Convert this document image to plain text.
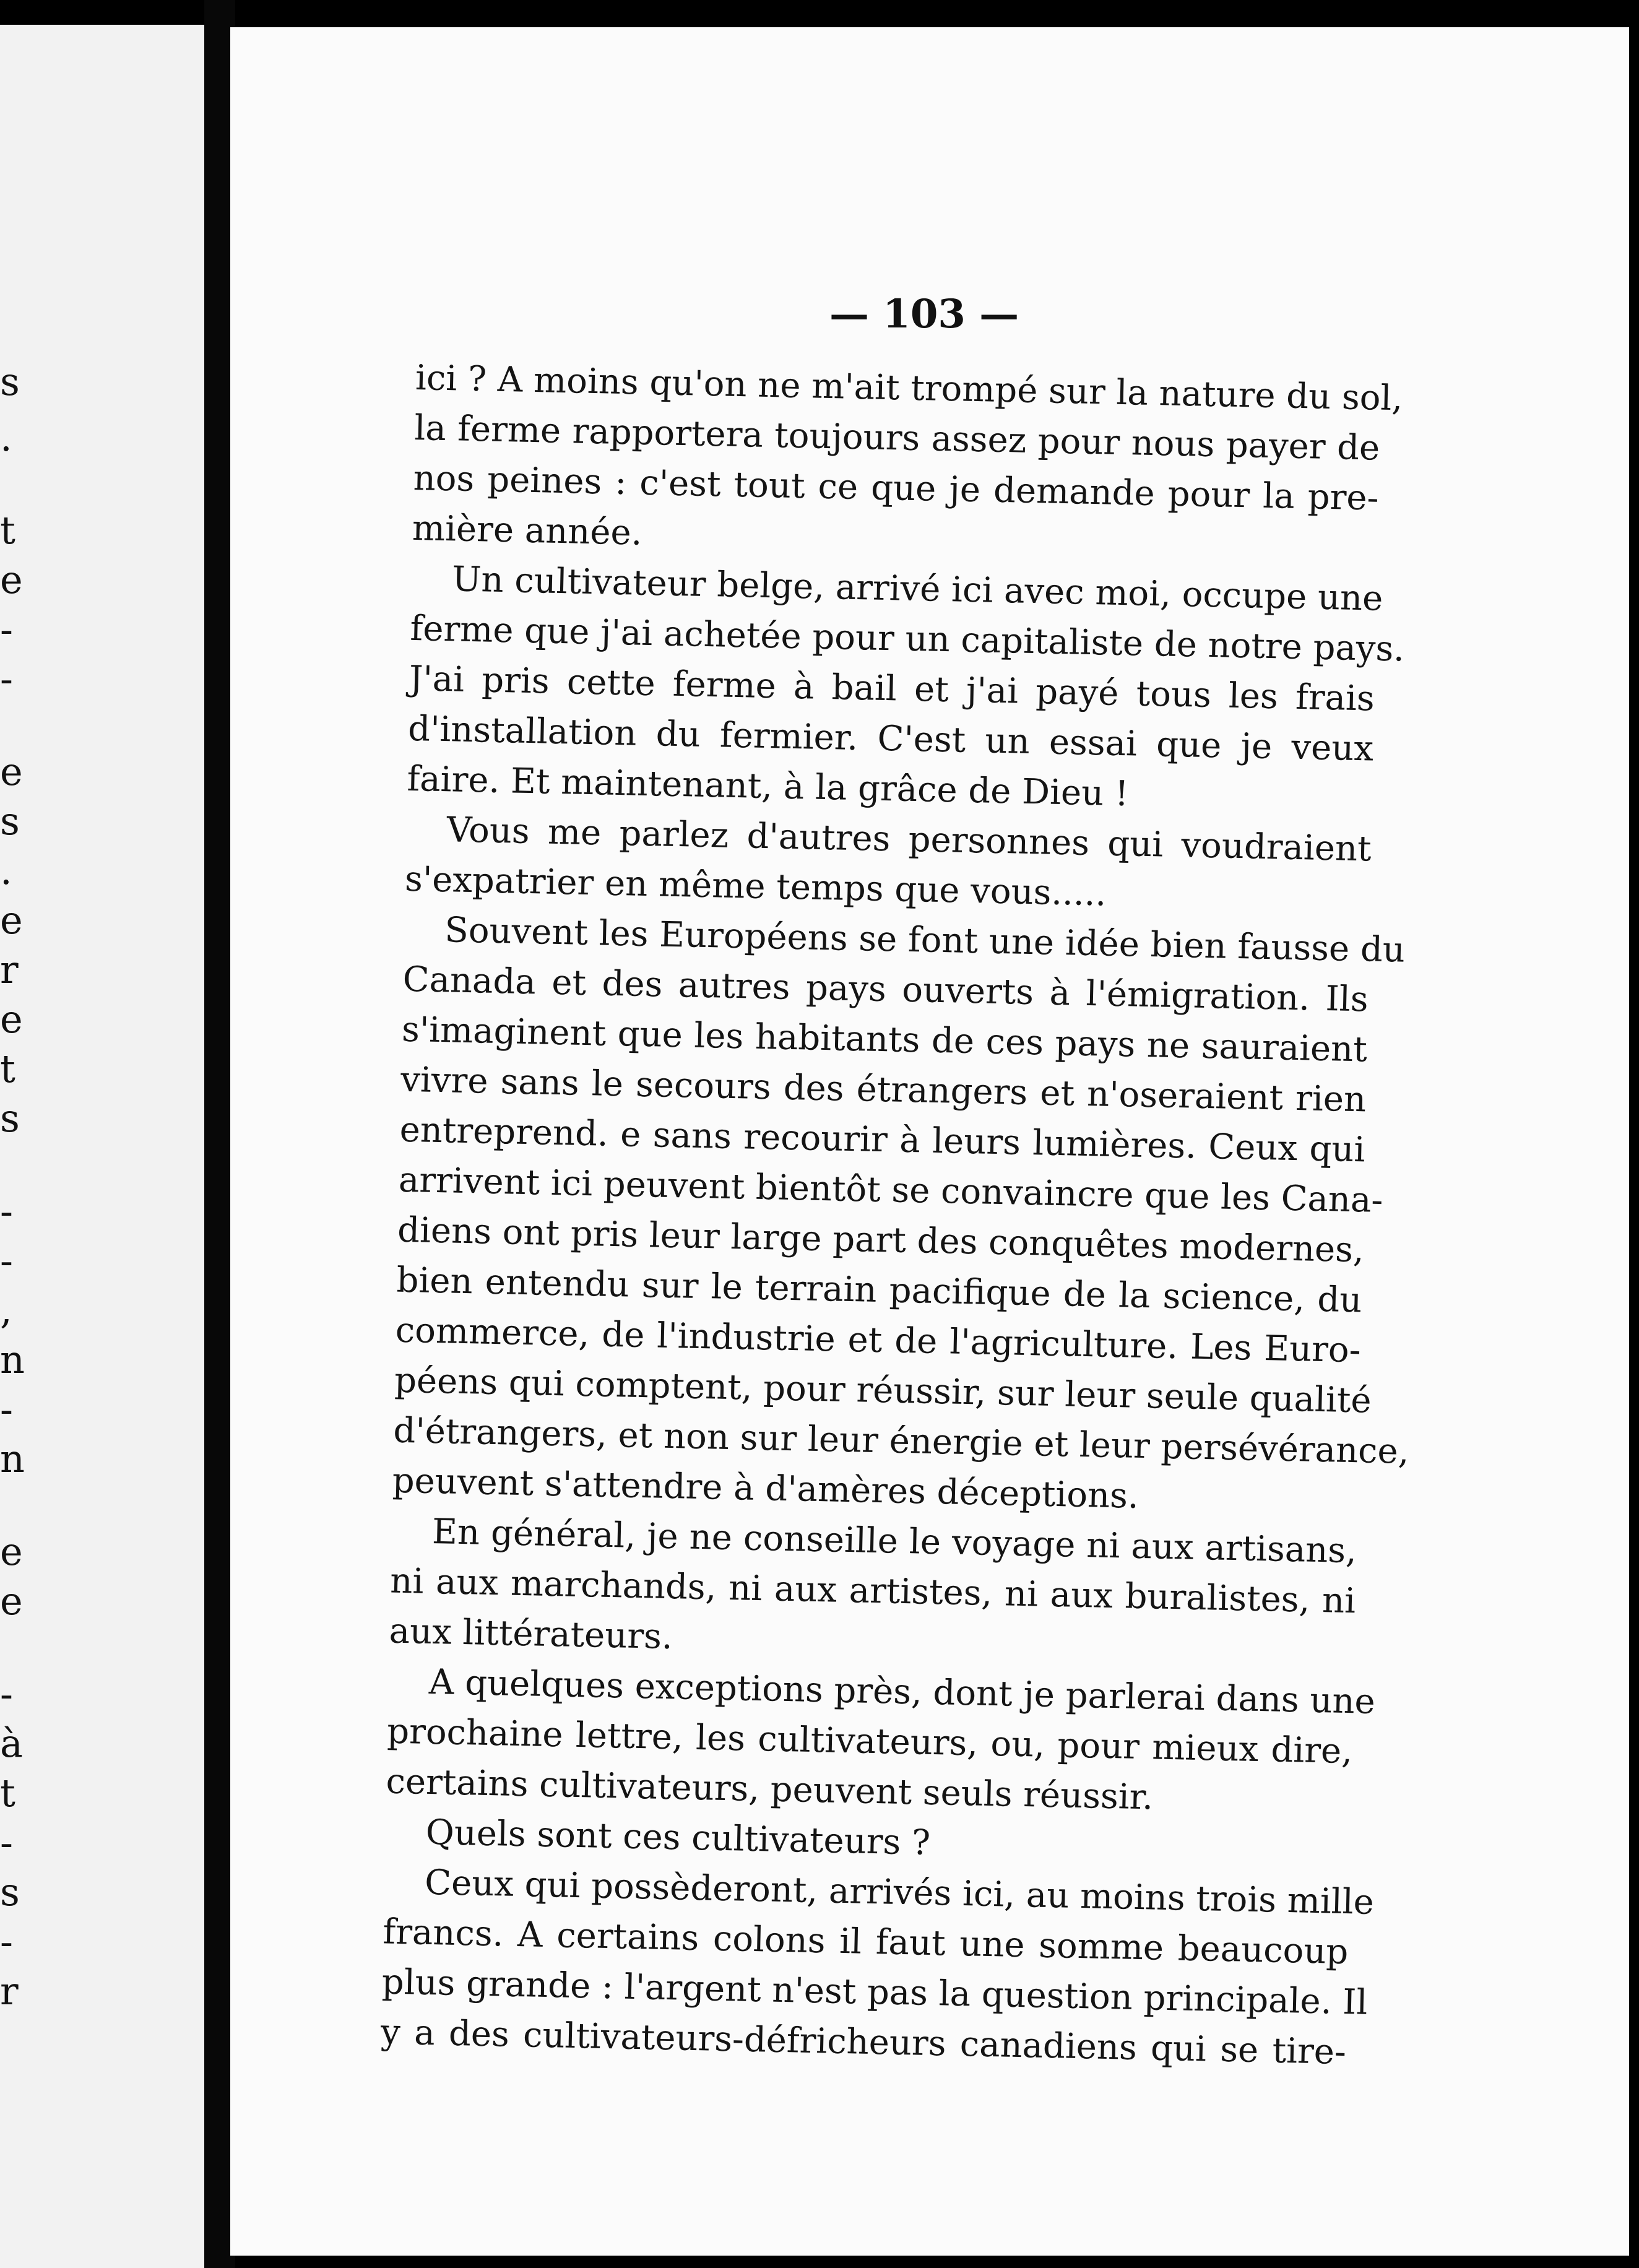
s
.
t
e
-
-
e
s
.
e
r
e
t
s
-
-
,
n
-
n
e
e
-
à
t
-
s
-
r
— 103 —
ici ? A moins qu'on ne m'ait trompé sur la nature du sol,
la ferme rapportera toujours assez pour nous payer de
nos peines : c'est tout ce que je demande pour la pre-
mière année.
Un cultivateur belge, arrivé ici avec moi, occupe une
ferme que j'ai achetée pour un capitaliste de notre pays.
J'ai pris cette ferme à bail et j'ai payé tous les frais
d'installation du fermier. C'est un essai que je veux
faire. Et maintenant, à la grâce de Dieu !
Vous me parlez d'autres personnes qui voudraient
s'expatrier en même temps que vous.....
Souvent les Européens se font une idée bien fausse du
Canada et des autres pays ouverts à l'émigration. Ils
s'imaginent que les habitants de ces pays ne sauraient
vivre sans le secours des étrangers et n'oseraient rien
entreprend. e sans recourir à leurs lumières. Ceux qui
arrivent ici peuvent bientôt se convaincre que les Cana-
diens ont pris leur large part des conquêtes modernes,
bien entendu sur le terrain pacifique de la science, du
commerce, de l'industrie et de l'agriculture. Les Euro-
péens qui comptent, pour réussir, sur leur seule qualité
d'étrangers, et non sur leur énergie et leur persévérance,
peuvent s'attendre à d'amères déceptions.
En général, je ne conseille le voyage ni aux artisans,
ni aux marchands, ni aux artistes, ni aux buralistes, ni
aux littérateurs.
A quelques exceptions près, dont je parlerai dans une
prochaine lettre, les cultivateurs, ou, pour mieux dire,
certains cultivateurs, peuvent seuls réussir.
Quels sont ces cultivateurs ?
Ceux qui possèderont, arrivés ici, au moins trois mille
francs. A certains colons il faut une somme beaucoup
plus grande : l'argent n'est pas la question principale. Il
y a des cultivateurs-défricheurs canadiens qui se tire-
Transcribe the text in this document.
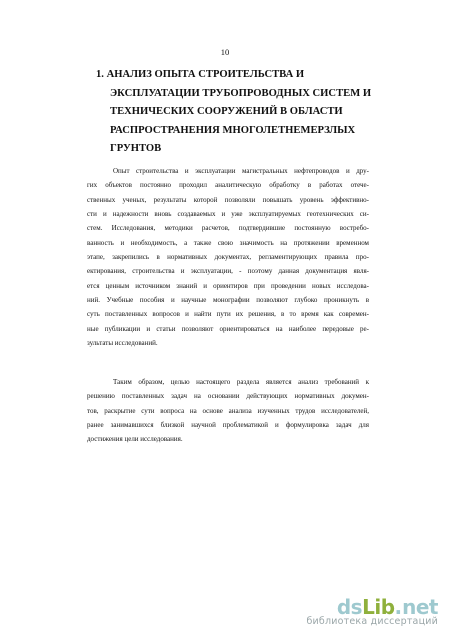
10
1. АНАЛИЗ ОПЫТА СТРОИТЕЛЬСТВА И
ЭКСПЛУАТАЦИИ ТРУБОПРОВОДНЫХ СИСТЕМ И
ТЕХНИЧЕСКИХ СООРУЖЕНИЙ В ОБЛАСТИ
РАСПРОСТРАНЕНИЯ МНОГОЛЕТНЕМЕРЗЛЫХ
ГРУНТОВ
Опыт строительства и эксплуатации магистральных нефтепроводов и дру-
гих объектов постоянно проходил аналитическую обработку в работах отече-
ственных ученых, результаты которой позволяли повышать уровень эффективно-
сти и надежности вновь создаваемых и уже эксплуатируемых геотехнических си-
стем. Исследования, методики расчетов, подтвердившие постоянную востребо-
ванность и необходимость, а также свою значимость на протяжении временном
этапе, закрепились в нормативных документах, регламентирующих правила про-
ектирования, строительства и эксплуатации, - поэтому данная документация явля-
ется ценным источником знаний и ориентиров при проведении новых исследова-
ний. Учебные пособия и научные монографии позволяют глубоко проникнуть в
суть поставленных вопросов и найти пути их решения, в то время как современ-
ные публикации и статьи позволяют ориентироваться на наиболее передовые ре-
зультаты исследований.
Таким образом, целью настоящего раздела является анализ требований к
решению поставленных задач на основании действующих нормативных докумен-
тов, раскрытие сути вопроса на основе анализа изученных трудов исследователей,
ранее занимавшихся близкой научной проблематикой и формулировка задач для
достижения цели исследования.
ds Lib . net
библиотека диссертаций
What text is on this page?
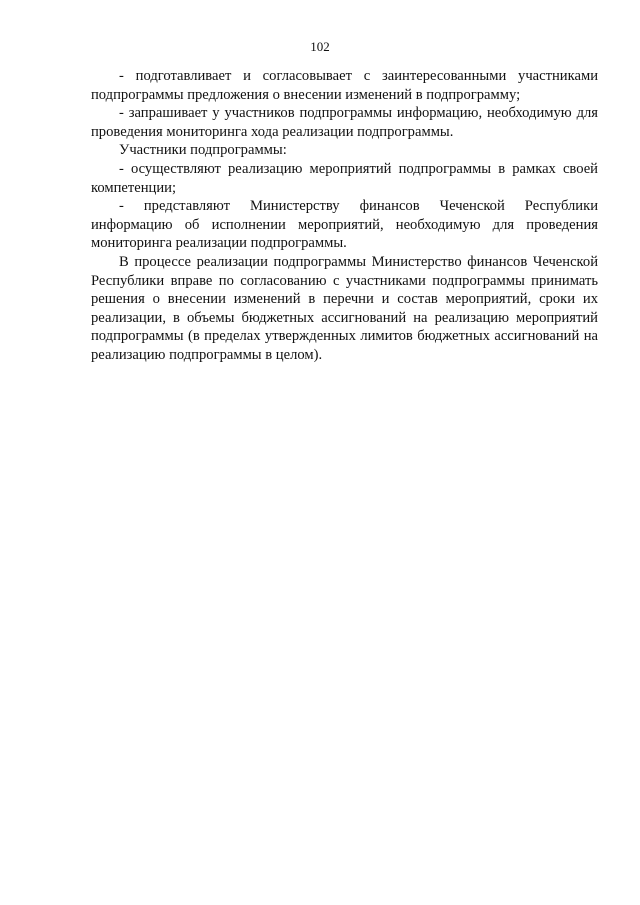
102

- подготавливает и согласовывает с заинтересованными участниками подпрограммы предложения о внесении изменений в подпрограмму;

- запрашивает у участников подпрограммы информацию, необходимую для проведения мониторинга хода реализации подпрограммы.

Участники подпрограммы:

- осуществляют реализацию мероприятий подпрограммы в рамках своей компетенции;

- представляют Министерству финансов Чеченской Республики информацию об исполнении мероприятий, необходимую для проведения мониторинга реализации подпрограммы.

В процессе реализации подпрограммы Министерство финансов Чеченской Республики вправе по согласованию с участниками подпрограммы принимать решения о внесении изменений в перечни и состав мероприятий, сроки их реализации, в объемы бюджетных ассигнований на реализацию мероприятий подпрограммы (в пределах утвержденных лимитов бюджетных ассигнований на реализацию подпрограммы в целом).
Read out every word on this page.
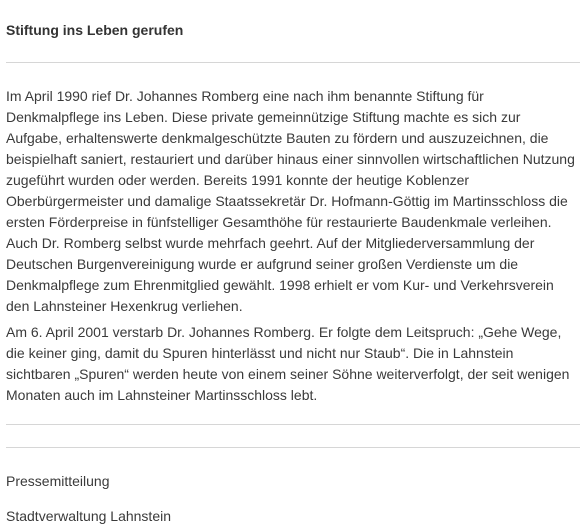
Stiftung ins Leben gerufen

Im April 1990 rief Dr. Johannes Romberg eine nach ihm benannte Stiftung für Denkmalpflege ins Leben. Diese private gemeinnützige Stiftung machte es sich zur Aufgabe, erhaltenswerte denkmalgeschützte Bauten zu fördern und auszuzeichnen, die beispielhaft saniert, restauriert und darüber hinaus einer sinnvollen wirtschaftlichen Nutzung zugeführt wurden oder werden. Bereits 1991 konnte der heutige Koblenzer Oberbürgermeister und damalige Staatssekretär Dr. Hofmann-Göttig im Martinsschloss die ersten Förderpreise in fünfstelliger Gesamthöhe für restaurierte Baudenkmale verleihen. Auch Dr. Romberg selbst wurde mehrfach geehrt. Auf der Mitgliederversammlung der Deutschen Burgenvereinigung wurde er aufgrund seiner großen Verdienste um die Denkmalpflege zum Ehrenmitglied gewählt. 1998 erhielt er vom Kur- und Verkehrsverein den Lahnsteiner Hexenkrug verliehen.

Am 6. April 2001 verstarb Dr. Johannes Romberg. Er folgte dem Leitspruch: „Gehe Wege, die keiner ging, damit du Spuren hinterlässt und nicht nur Staub“. Die in Lahnstein sichtbaren „Spuren“ werden heute von einem seiner Söhne weiterverfolgt, der seit wenigen Monaten auch im Lahnsteiner Martinsschloss lebt.

Pressemitteilung
Stadtverwaltung Lahnstein
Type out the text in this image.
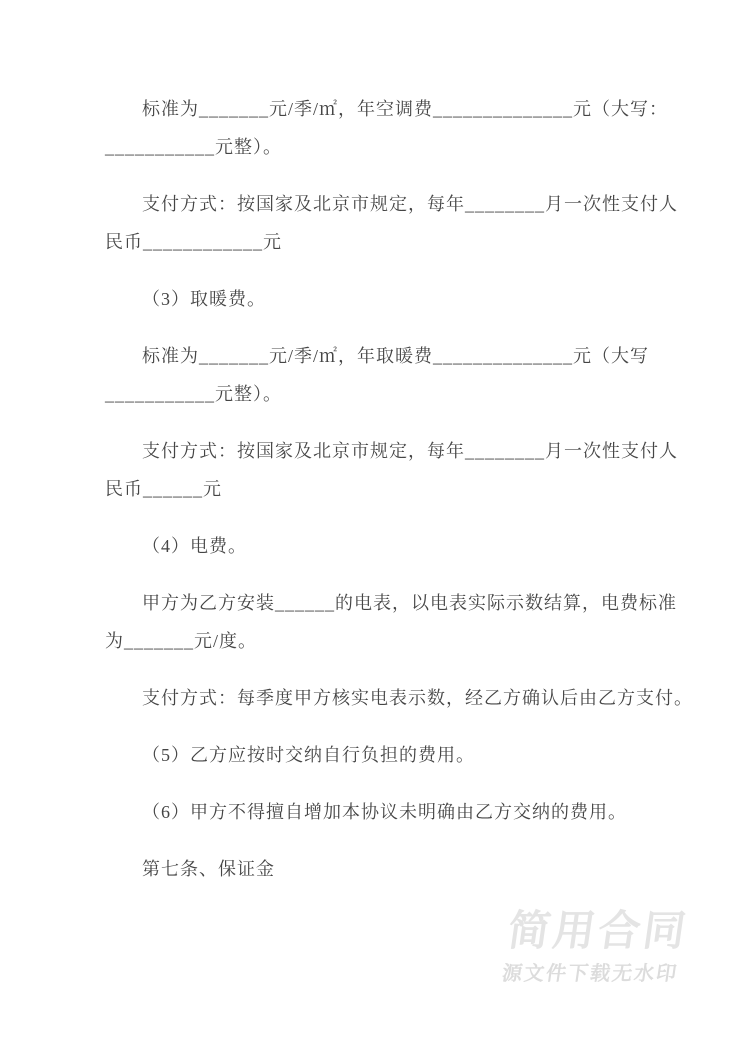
标准为_______元/季/㎡，年空调费______________元（大写：
___________元整）。
支付方式：按国家及北京市规定，每年________月一次性支付人
民币____________元
（3）取暖费。
标准为_______元/季/㎡，年取暖费______________元（大写
___________元整）。
支付方式：按国家及北京市规定，每年________月一次性支付人
民币______元
（4）电费。
甲方为乙方安装______的电表，以电表实际示数结算，电费标准
为_______元/度。
支付方式：每季度甲方核实电表示数，经乙方确认后由乙方支付。
（5）乙方应按时交纳自行负担的费用。
（6）甲方不得擅自增加本协议未明确由乙方交纳的费用。
第七条、保证金
简用合同
源文件下载无水印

=-=-=

[TASK DETAILS]
Tell how many lines contain the word "pour", using only the number.

[FULL RESPONSE]
5